→ INPUT DATA

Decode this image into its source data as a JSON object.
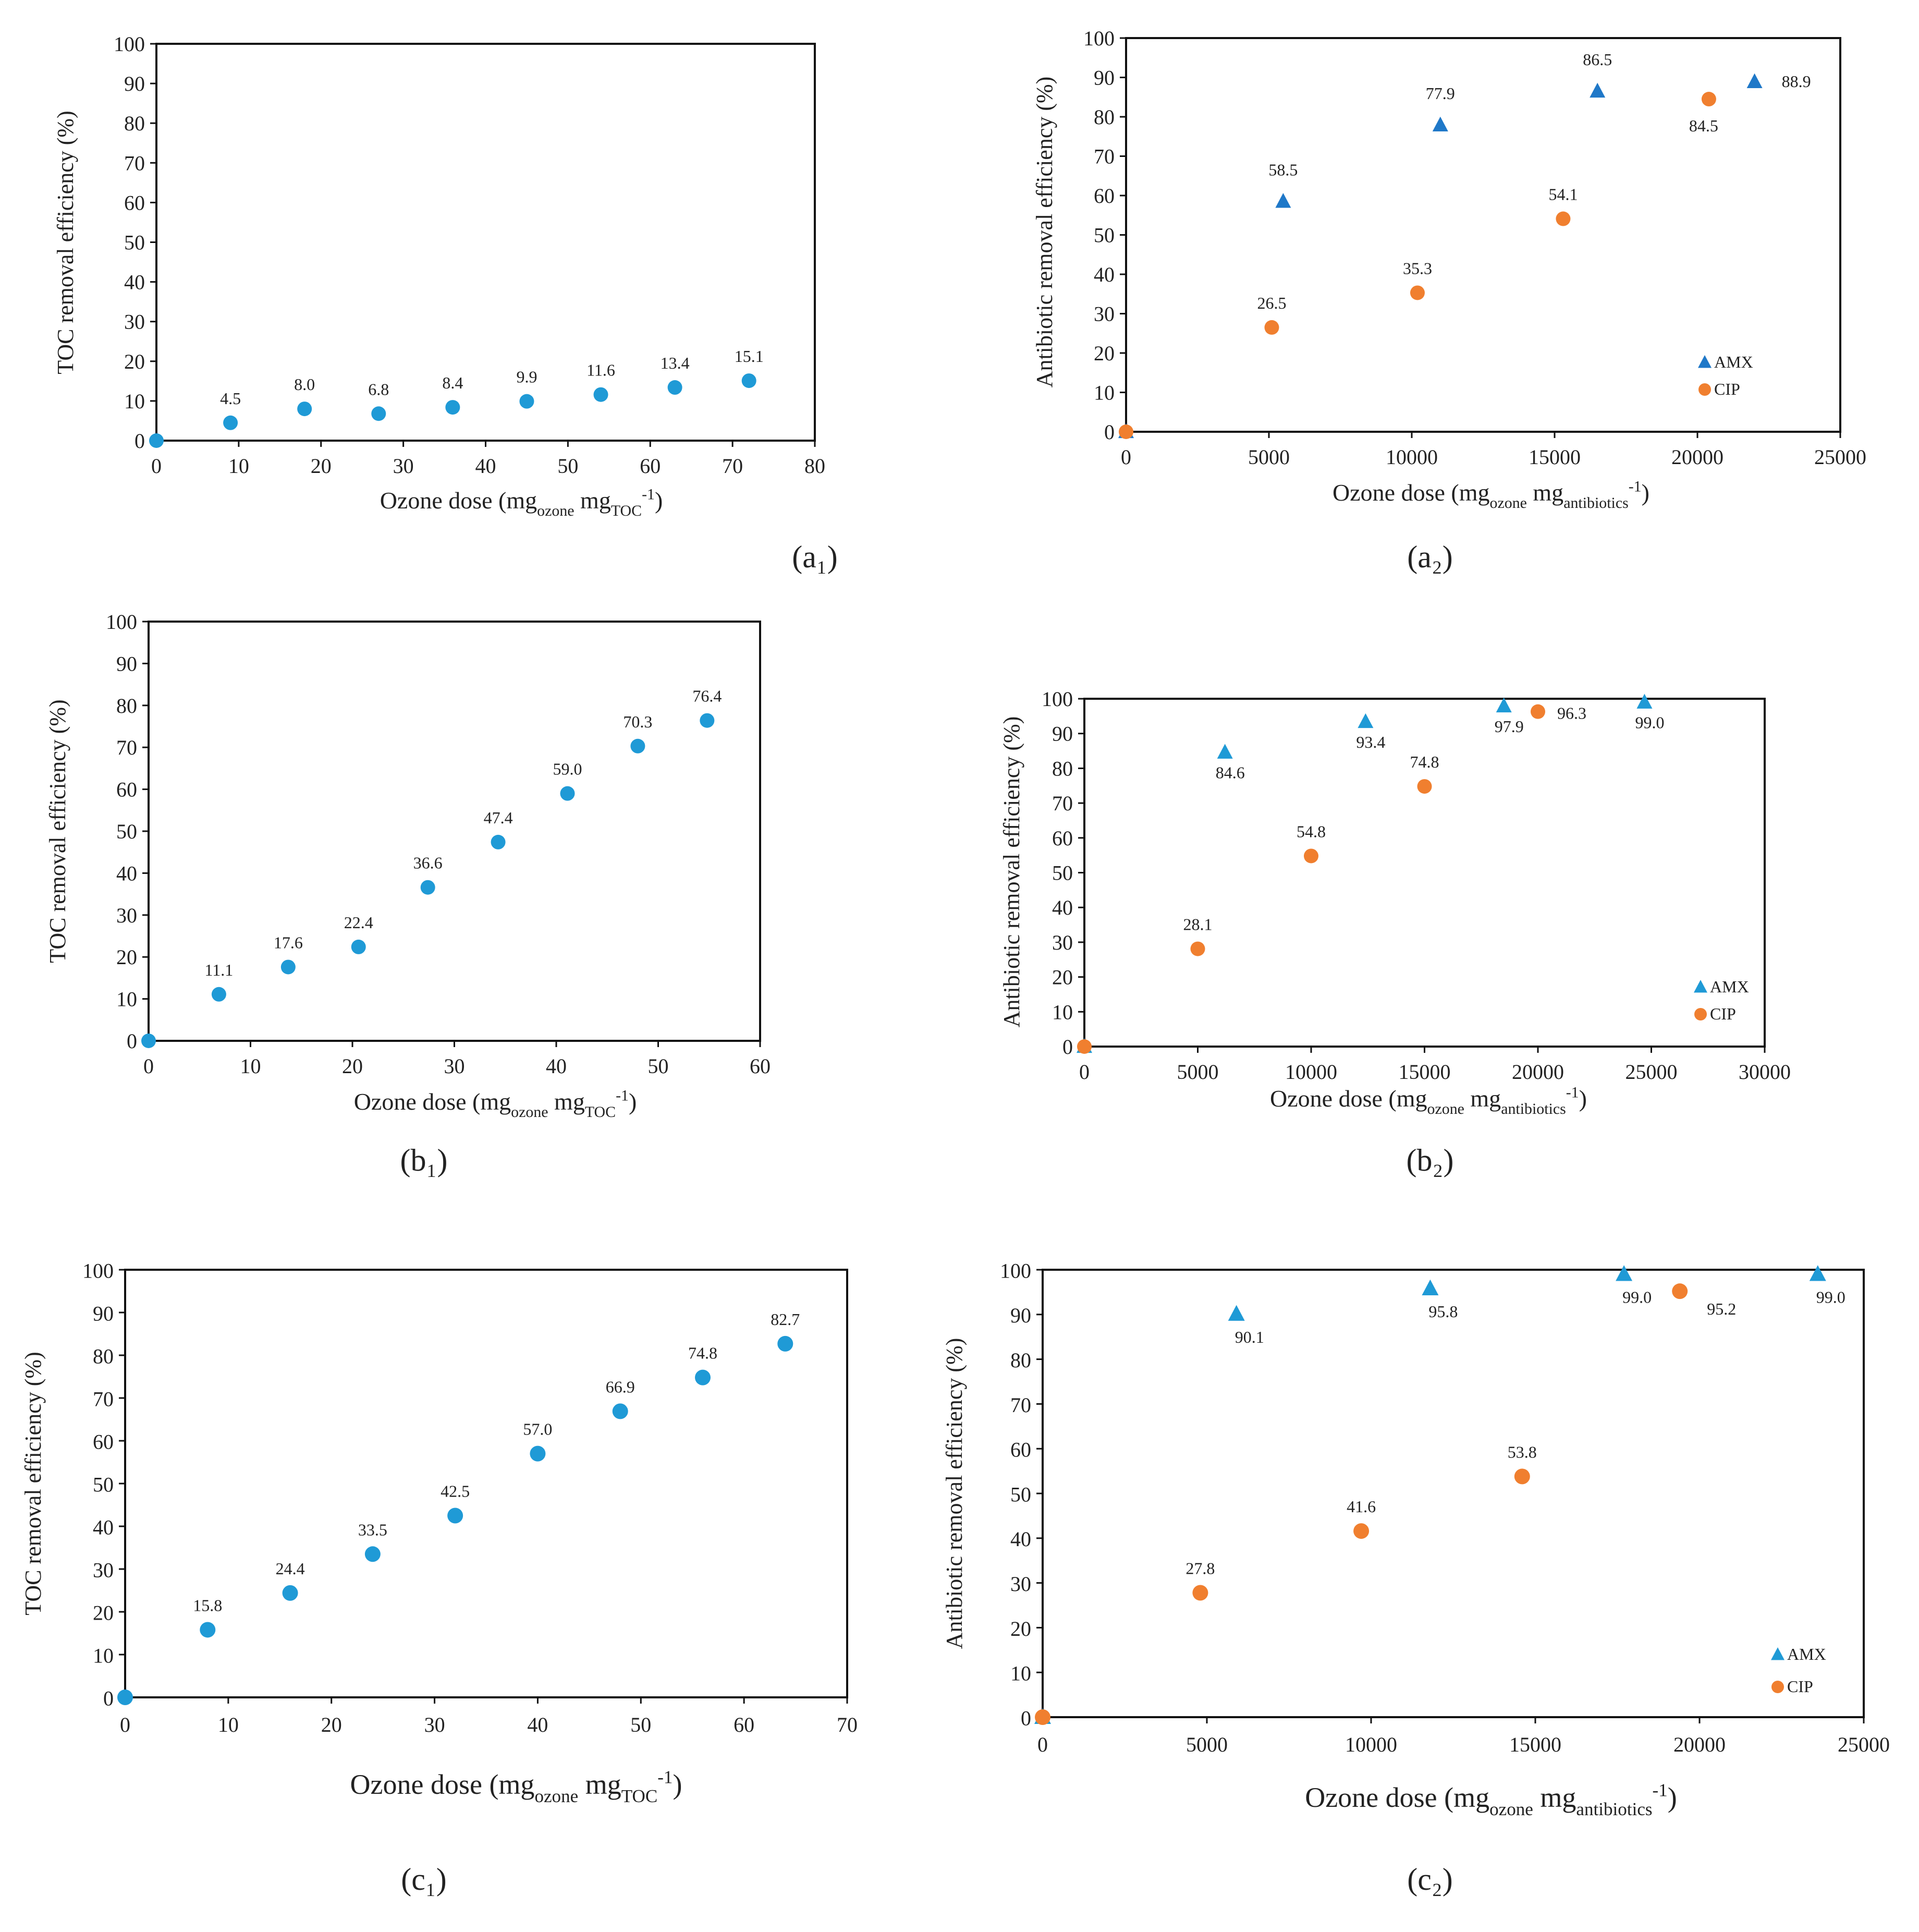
{
  "colors": {
    "blue": "#1f9ad6",
    "blue_tri": "#1f78c8",
    "orange": "#f07f2f"
  },
  "chart_data": [
    {
      "id": "a1",
      "type": "scatter",
      "panel_label": "(a₁)",
      "title": "",
      "xlabel": {
        "pre": "Ozone dose (mg",
        "sub1": "ozone",
        "mid": " mg",
        "sub2": "TOC",
        "sup": "-1",
        "post": ")"
      },
      "ylabel": "TOC removal efficiency (%)",
      "xlim": [
        0,
        80
      ],
      "ylim": [
        0,
        100
      ],
      "xticks": [
        0,
        10,
        20,
        30,
        40,
        50,
        60,
        70,
        80
      ],
      "yticks": [
        0,
        10,
        20,
        30,
        40,
        50,
        60,
        70,
        80,
        90,
        100
      ],
      "series": [
        {
          "name": "TOC",
          "marker": "circle",
          "color": "#1f9ad6",
          "points": [
            {
              "x": 0,
              "y": 0,
              "label": ""
            },
            {
              "x": 9,
              "y": 4.5,
              "label": "4.5"
            },
            {
              "x": 18,
              "y": 8.0,
              "label": "8.0"
            },
            {
              "x": 27,
              "y": 6.8,
              "label": "6.8"
            },
            {
              "x": 36,
              "y": 8.4,
              "label": "8.4"
            },
            {
              "x": 45,
              "y": 9.9,
              "label": "9.9"
            },
            {
              "x": 54,
              "y": 11.6,
              "label": "11.6"
            },
            {
              "x": 63,
              "y": 13.4,
              "label": "13.4"
            },
            {
              "x": 72,
              "y": 15.1,
              "label": "15.1"
            }
          ]
        }
      ]
    },
    {
      "id": "a2",
      "type": "scatter",
      "panel_label": "(a₂)",
      "title": "",
      "xlabel": {
        "pre": "Ozone dose (mg",
        "sub1": "ozone",
        "mid": " mg",
        "sub2": "antibiotics",
        "sup": "-1",
        "post": ")"
      },
      "ylabel": "Antibiotic removal efficiency (%)",
      "xlim": [
        0,
        25000
      ],
      "ylim": [
        0,
        100
      ],
      "xticks": [
        0,
        5000,
        10000,
        15000,
        20000,
        25000
      ],
      "yticks": [
        0,
        10,
        20,
        30,
        40,
        50,
        60,
        70,
        80,
        90,
        100
      ],
      "legend": [
        {
          "name": "AMX",
          "marker": "triangle"
        },
        {
          "name": "CIP",
          "marker": "circle"
        }
      ],
      "series": [
        {
          "name": "AMX",
          "marker": "triangle",
          "color": "#1f78c8",
          "points": [
            {
              "x": 0,
              "y": 0,
              "label": ""
            },
            {
              "x": 5500,
              "y": 58.5,
              "label": "58.5"
            },
            {
              "x": 11000,
              "y": 77.9,
              "label": "77.9"
            },
            {
              "x": 16500,
              "y": 86.5,
              "label": "86.5"
            },
            {
              "x": 22000,
              "y": 88.9,
              "label": "88.9"
            }
          ]
        },
        {
          "name": "CIP",
          "marker": "circle",
          "color": "#f07f2f",
          "points": [
            {
              "x": 0,
              "y": 0,
              "label": ""
            },
            {
              "x": 5100,
              "y": 26.5,
              "label": "26.5"
            },
            {
              "x": 10200,
              "y": 35.3,
              "label": "35.3"
            },
            {
              "x": 15300,
              "y": 54.1,
              "label": "54.1"
            },
            {
              "x": 20400,
              "y": 84.5,
              "label": "84.5"
            }
          ]
        }
      ]
    },
    {
      "id": "b1",
      "type": "scatter",
      "panel_label": "(b₁)",
      "title": "",
      "xlabel": {
        "pre": "Ozone dose (mg",
        "sub1": "ozone",
        "mid": " mg",
        "sub2": "TOC",
        "sup": "-1",
        "post": ")"
      },
      "ylabel": "TOC removal efficiency (%)",
      "xlim": [
        0,
        60
      ],
      "ylim": [
        0,
        100
      ],
      "xticks": [
        0,
        10,
        20,
        30,
        40,
        50,
        60
      ],
      "yticks": [
        0,
        10,
        20,
        30,
        40,
        50,
        60,
        70,
        80,
        90,
        100
      ],
      "series": [
        {
          "name": "TOC",
          "marker": "circle",
          "color": "#1f9ad6",
          "points": [
            {
              "x": 0,
              "y": 0,
              "label": ""
            },
            {
              "x": 6.9,
              "y": 11.1,
              "label": "11.1"
            },
            {
              "x": 13.7,
              "y": 17.6,
              "label": "17.6"
            },
            {
              "x": 20.6,
              "y": 22.4,
              "label": "22.4"
            },
            {
              "x": 27.4,
              "y": 36.6,
              "label": "36.6"
            },
            {
              "x": 34.3,
              "y": 47.4,
              "label": "47.4"
            },
            {
              "x": 41.1,
              "y": 59.0,
              "label": "59.0"
            },
            {
              "x": 48.0,
              "y": 70.3,
              "label": "70.3"
            },
            {
              "x": 54.8,
              "y": 76.4,
              "label": "76.4"
            }
          ]
        }
      ]
    },
    {
      "id": "b2",
      "type": "scatter",
      "panel_label": "(b₂)",
      "title": "",
      "xlabel": {
        "pre": "Ozone dose (mg",
        "sub1": "ozone",
        "mid": " mg",
        "sub2": "antibiotics",
        "sup": "-1",
        "post": ")"
      },
      "ylabel": "Antibiotic removal efficiency (%)",
      "xlim": [
        0,
        30000
      ],
      "ylim": [
        0,
        100
      ],
      "xticks": [
        0,
        5000,
        10000,
        15000,
        20000,
        25000,
        30000
      ],
      "yticks": [
        0,
        10,
        20,
        30,
        40,
        50,
        60,
        70,
        80,
        90,
        100
      ],
      "legend": [
        {
          "name": "AMX",
          "marker": "triangle"
        },
        {
          "name": "CIP",
          "marker": "circle"
        }
      ],
      "series": [
        {
          "name": "AMX",
          "marker": "triangle",
          "color": "#1f9ad6",
          "points": [
            {
              "x": 0,
              "y": 0,
              "label": ""
            },
            {
              "x": 6200,
              "y": 84.6,
              "label": "84.6"
            },
            {
              "x": 12400,
              "y": 93.4,
              "label": "93.4"
            },
            {
              "x": 18500,
              "y": 97.9,
              "label": "97.9"
            },
            {
              "x": 24700,
              "y": 99.0,
              "label": "99.0"
            }
          ]
        },
        {
          "name": "CIP",
          "marker": "circle",
          "color": "#f07f2f",
          "points": [
            {
              "x": 0,
              "y": 0,
              "label": ""
            },
            {
              "x": 5000,
              "y": 28.1,
              "label": "28.1"
            },
            {
              "x": 10000,
              "y": 54.8,
              "label": "54.8"
            },
            {
              "x": 15000,
              "y": 74.8,
              "label": "74.8"
            },
            {
              "x": 20000,
              "y": 96.3,
              "label": "96.3"
            }
          ]
        }
      ]
    },
    {
      "id": "c1",
      "type": "scatter",
      "panel_label": "(c₁)",
      "title": "",
      "xlabel": {
        "pre": "Ozone dose (mg",
        "sub1": "ozone",
        "mid": " mg",
        "sub2": "TOC",
        "sup": "-1",
        "post": ")"
      },
      "ylabel": "TOC removal efficiency (%)",
      "xlim": [
        0,
        70
      ],
      "ylim": [
        0,
        100
      ],
      "xticks": [
        0,
        10,
        20,
        30,
        40,
        50,
        60,
        70
      ],
      "yticks": [
        0,
        10,
        20,
        30,
        40,
        50,
        60,
        70,
        80,
        90,
        100
      ],
      "series": [
        {
          "name": "TOC",
          "marker": "circle",
          "color": "#1f9ad6",
          "points": [
            {
              "x": 0,
              "y": 0,
              "label": ""
            },
            {
              "x": 8,
              "y": 15.8,
              "label": "15.8"
            },
            {
              "x": 16,
              "y": 24.4,
              "label": "24.4"
            },
            {
              "x": 24,
              "y": 33.5,
              "label": "33.5"
            },
            {
              "x": 32,
              "y": 42.5,
              "label": "42.5"
            },
            {
              "x": 40,
              "y": 57.0,
              "label": "57.0"
            },
            {
              "x": 48,
              "y": 66.9,
              "label": "66.9"
            },
            {
              "x": 56,
              "y": 74.8,
              "label": "74.8"
            },
            {
              "x": 64,
              "y": 82.7,
              "label": "82.7"
            }
          ]
        }
      ]
    },
    {
      "id": "c2",
      "type": "scatter",
      "panel_label": "(c₂)",
      "title": "",
      "xlabel": {
        "pre": "Ozone dose (mg",
        "sub1": "ozone",
        "mid": " mg",
        "sub2": "antibiotics",
        "sup": "-1",
        "post": ")"
      },
      "ylabel": "Antibiotic removal efficiency (%)",
      "xlim": [
        0,
        25000
      ],
      "ylim": [
        0,
        100
      ],
      "xticks": [
        0,
        5000,
        10000,
        15000,
        20000,
        25000
      ],
      "yticks": [
        0,
        10,
        20,
        30,
        40,
        50,
        60,
        70,
        80,
        90,
        100
      ],
      "legend": [
        {
          "name": "AMX",
          "marker": "triangle"
        },
        {
          "name": "CIP",
          "marker": "circle"
        }
      ],
      "series": [
        {
          "name": "AMX",
          "marker": "triangle",
          "color": "#1f9ad6",
          "points": [
            {
              "x": 0,
              "y": 0,
              "label": ""
            },
            {
              "x": 5900,
              "y": 90.1,
              "label": "90.1"
            },
            {
              "x": 11800,
              "y": 95.8,
              "label": "95.8"
            },
            {
              "x": 17700,
              "y": 99.0,
              "label": "99.0"
            },
            {
              "x": 23600,
              "y": 99.0,
              "label": "99.0"
            }
          ]
        },
        {
          "name": "CIP",
          "marker": "circle",
          "color": "#f07f2f",
          "points": [
            {
              "x": 0,
              "y": 0,
              "label": ""
            },
            {
              "x": 4800,
              "y": 27.8,
              "label": "27.8"
            },
            {
              "x": 9700,
              "y": 41.6,
              "label": "41.6"
            },
            {
              "x": 14600,
              "y": 53.8,
              "label": "53.8"
            },
            {
              "x": 19400,
              "y": 95.2,
              "label": "95.2"
            }
          ]
        }
      ]
    }
  ]
}
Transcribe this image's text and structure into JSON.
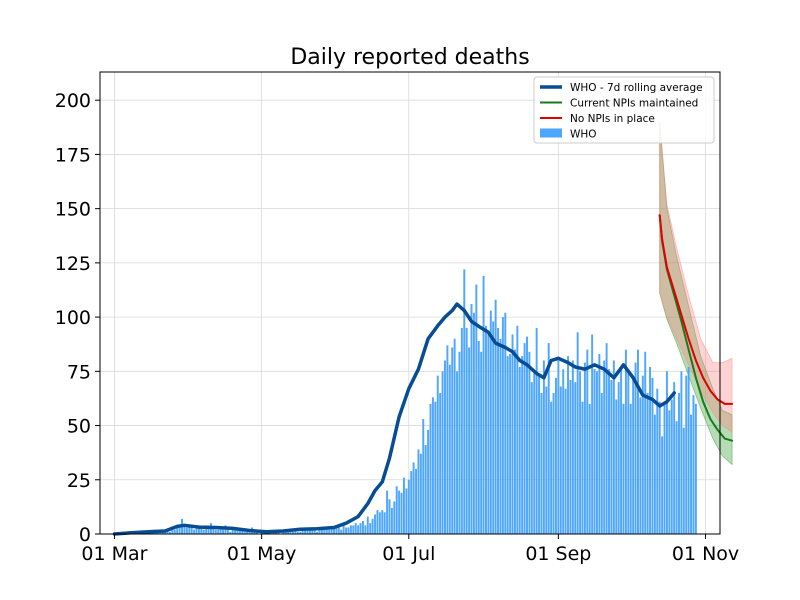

→ TASK TO CARRY OUT
The required output is the number of lines containing the word "image", and nothing besides.

→ SOLUTION TO THIS PROBLEM
2